Present the lines below as a Markdown table with two columns, Row and Line, giving each line a row number and skipping blank lines. Leave the pictures out.

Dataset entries
+--
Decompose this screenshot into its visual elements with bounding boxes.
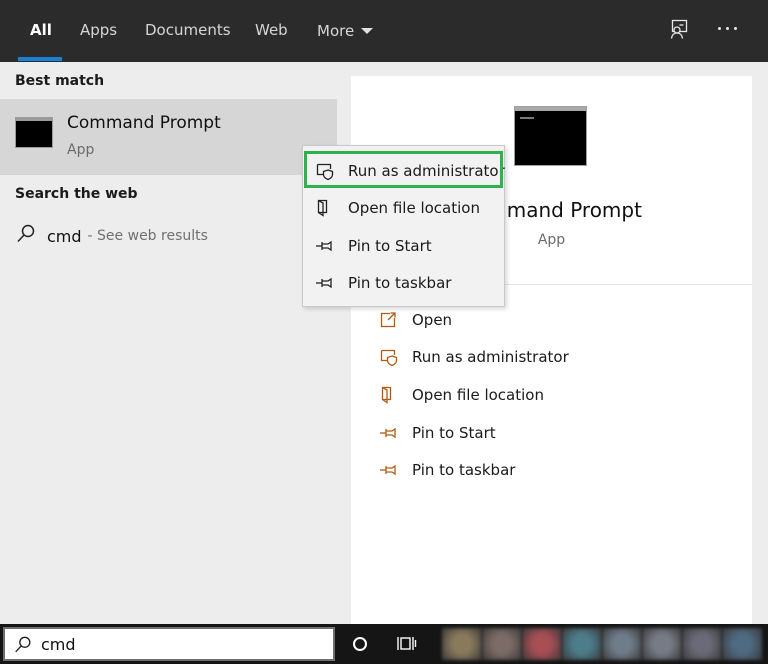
run-as-admin-icon: [377, 346, 399, 368]
tab-more[interactable]: More: [317, 19, 374, 43]
best-match-result[interactable]: Command Prompt App: [0, 99, 337, 175]
action-open[interactable]: Open: [377, 307, 452, 333]
pinned-app[interactable]: [602, 628, 642, 660]
web-result-query: cmd: [47, 226, 82, 246]
tab-all[interactable]: All: [30, 19, 52, 43]
context-pin-to-taskbar[interactable]: Pin to taskbar: [313, 270, 451, 296]
results-pane: Best match Command Prompt App Search the…: [0, 62, 337, 624]
taskbar-search-box[interactable]: [3, 627, 335, 661]
action-pin-to-taskbar-label: Pin to taskbar: [412, 461, 516, 479]
best-match-heading: Best match: [15, 73, 105, 89]
active-tab-indicator: [18, 57, 62, 61]
action-open-file-location[interactable]: Open file location: [377, 382, 544, 408]
cortana-icon[interactable]: [353, 637, 367, 651]
tab-apps[interactable]: Apps: [80, 19, 117, 43]
pin-icon: [377, 422, 399, 444]
pinned-app[interactable]: [682, 628, 722, 660]
pinned-app[interactable]: [642, 628, 682, 660]
action-pin-to-taskbar[interactable]: Pin to taskbar: [377, 457, 515, 483]
pinned-app[interactable]: [482, 628, 522, 660]
file-location-icon: [377, 384, 399, 406]
pin-icon: [313, 272, 335, 294]
pin-icon: [377, 459, 399, 481]
best-match-title: Command Prompt: [67, 113, 221, 133]
pinned-app[interactable]: [722, 628, 762, 660]
action-pin-to-start[interactable]: Pin to Start: [377, 420, 496, 446]
chevron-down-icon: [361, 28, 374, 34]
run-as-admin-icon: [313, 160, 335, 182]
context-run-as-administrator[interactable]: Run as administrator: [313, 158, 505, 184]
context-open-file-location[interactable]: Open file location: [313, 195, 480, 221]
open-icon: [377, 309, 399, 331]
tab-documents[interactable]: Documents: [145, 19, 231, 43]
taskbar: [0, 624, 768, 664]
context-menu: Run as administrator Open file location …: [302, 145, 505, 307]
search-filter-bar: All Apps Documents Web More: [0, 0, 768, 62]
more-options-icon[interactable]: [718, 27, 737, 30]
context-run-as-administrator-label: Run as administrator: [348, 162, 505, 180]
search-icon: [15, 223, 37, 249]
action-run-as-administrator[interactable]: Run as administrator: [377, 344, 569, 370]
search-input[interactable]: [41, 633, 321, 655]
pinned-app[interactable]: [522, 628, 562, 660]
context-pin-to-start-label: Pin to Start: [348, 237, 432, 255]
pinned-app[interactable]: [562, 628, 602, 660]
search-icon: [13, 635, 33, 659]
action-pin-to-start-label: Pin to Start: [412, 424, 496, 442]
command-prompt-icon: [514, 106, 587, 166]
action-run-as-administrator-label: Run as administrator: [412, 348, 569, 366]
web-result-hint: - See web results: [87, 228, 208, 244]
file-location-icon: [313, 197, 335, 219]
context-open-file-location-label: Open file location: [348, 199, 480, 217]
tab-web[interactable]: Web: [255, 19, 288, 43]
best-match-subtitle: App: [67, 142, 95, 158]
web-result-row[interactable]: cmd - See web results: [15, 224, 208, 248]
action-open-label: Open: [412, 311, 453, 329]
context-pin-to-start[interactable]: Pin to Start: [313, 233, 432, 259]
task-view-icon[interactable]: [396, 634, 418, 658]
context-pin-to-taskbar-label: Pin to taskbar: [348, 274, 452, 292]
action-open-file-location-label: Open file location: [412, 386, 544, 404]
pinned-app[interactable]: [442, 628, 482, 660]
feedback-icon[interactable]: [667, 17, 691, 41]
tab-more-label: More: [317, 22, 355, 40]
search-web-heading: Search the web: [15, 186, 138, 202]
pin-icon: [313, 235, 335, 257]
command-prompt-icon: [15, 117, 53, 148]
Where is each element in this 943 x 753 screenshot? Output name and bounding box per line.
+--
### [The solution]
| Row | Line |
|---|---|
| 1 | Decompose this screenshot into its visual elements with bounding boxes. |
| 2 | run-as-admin-icon: [377, 346, 399, 368] |
| 3 | tab-more[interactable]: More: [317, 19, 374, 43] |
| 4 | best-match-result[interactable]: Command Prompt App: [0, 99, 337, 175] |
| 5 | action-open[interactable]: Open: [377, 307, 452, 333] |
| 6 | pinned-app[interactable]: [602, 628, 642, 660] |
| 7 | web-result-query: cmd: [47, 226, 82, 246] |
| 8 | tab-all[interactable]: All: [30, 19, 52, 43] |
| 9 | context-pin-to-taskbar[interactable]: Pin to taskbar: [313, 270, 451, 296] |
| 10 | results-pane: Best match Command Prompt App Search the…: [0, 62, 337, 624] |
| 11 | taskbar-search-box[interactable]: [3, 627, 335, 661] |
| 12 | action-pin-to-taskbar-label: Pin to taskbar: [412, 461, 516, 479] |
| 13 | best-match-heading: Best match: [15, 73, 105, 89] |
| 14 | active-tab-indicator: [18, 57, 62, 61] |
| 15 | action-open-file-location[interactable]: Open file location: [377, 382, 544, 408] |
| 16 | cortana-icon[interactable]: [353, 637, 367, 651] |
| 17 | tab-apps[interactable]: Apps: [80, 19, 117, 43] |
| 18 | pin-icon: [377, 422, 399, 444] |
| 19 | pinned-app[interactable]: [682, 628, 722, 660] |
| 20 | pinned-app[interactable]: [642, 628, 682, 660] |
| 21 | action-pin-to-taskbar[interactable]: Pin to taskbar: [377, 457, 515, 483] |
| 22 | pinned-app[interactable]: [482, 628, 522, 660] |
| 23 | file-location-icon: [377, 384, 399, 406] |
| 24 | pin-icon: [313, 272, 335, 294] |
| 25 | pin-icon: [377, 459, 399, 481] |
| 26 | best-match-title: Command Prompt: [67, 113, 221, 133] |
| 27 | pinned-app[interactable]: [722, 628, 762, 660] |
| 28 | action-pin-to-start[interactable]: Pin to Start: [377, 420, 496, 446] |
| 29 | chevron-down-icon: [361, 28, 374, 34] |
| 30 | run-as-admin-icon: [313, 160, 335, 182] |
| 31 | context-run-as-administrator[interactable]: Run as administrator: [313, 158, 505, 184] |
| 32 | context-open-file-location[interactable]: Open file location: [313, 195, 480, 221] |
| 33 | open-icon: [377, 309, 399, 331] |
| 34 | tab-documents[interactable]: Documents: [145, 19, 231, 43] |
| 35 | taskbar: [0, 624, 768, 664] |
| 36 | context-menu: Run as administrator Open file location …: [302, 145, 505, 307] |
| 37 | search-filter-bar: All Apps Documents Web More: [0, 0, 768, 62] |
| 38 | more-options-icon[interactable]: [718, 27, 737, 30] |
| 39 | context-run-as-administrator-label: Run as administrator: [348, 162, 505, 180] |
| 40 | search-icon: [15, 223, 37, 249] |
| 41 | action-run-as-administrator[interactable]: Run as administrator: [377, 344, 569, 370] |
| 42 | search-input[interactable]: [41, 633, 321, 655] |
| 43 | pinned-app[interactable]: [522, 628, 562, 660] |
| 44 | context-pin-to-start-label: Pin to Start: [348, 237, 432, 255] |
| 45 | pinned-app[interactable]: [562, 628, 602, 660] |
| 46 | search-icon: [13, 635, 33, 659] |
| 47 | action-pin-to-start-label: Pin to Start: [412, 424, 496, 442] |
| 48 | command-prompt-icon: [514, 106, 587, 166] |
| 49 | action-run-as-administrator-label: Run as administrator: [412, 348, 569, 366] |
| 50 | web-result-hint: - See web results: [87, 228, 208, 244] |
| 51 | file-location-icon: [313, 197, 335, 219] |
| 52 | context-open-file-location-label: Open file location: [348, 199, 480, 217] |
| 53 | tab-web[interactable]: Web: [255, 19, 288, 43] |
| 54 | best-match-subtitle: App: [67, 142, 95, 158] |
| 55 | web-result-row[interactable]: cmd - See web results: [15, 224, 208, 248] |
| 56 | action-open-label: Open: [412, 311, 453, 329] |
| 57 | context-pin-to-start[interactable]: Pin to Start: [313, 233, 432, 259] |
| 58 | task-view-icon[interactable]: [396, 634, 418, 658] |
| 59 | context-pin-to-taskbar-label: Pin to taskbar: [348, 274, 452, 292] |
| 60 | action-open-file-location-label: Open file location: [412, 386, 544, 404] |
| 61 | pinned-app[interactable]: [442, 628, 482, 660] |
| 62 | feedback-icon[interactable]: [667, 17, 691, 41] |
| 63 | tab-more-label: More: [317, 22, 355, 40] |
| 64 | search-web-heading: Search the web: [15, 186, 138, 202] |
| 65 | pin-icon: [313, 235, 335, 257] |
| 66 | command-prompt-icon: [15, 117, 53, 148] |
| 67 | Where is each element in this 943 x 753 screenshot? Output name and bounding box per line. |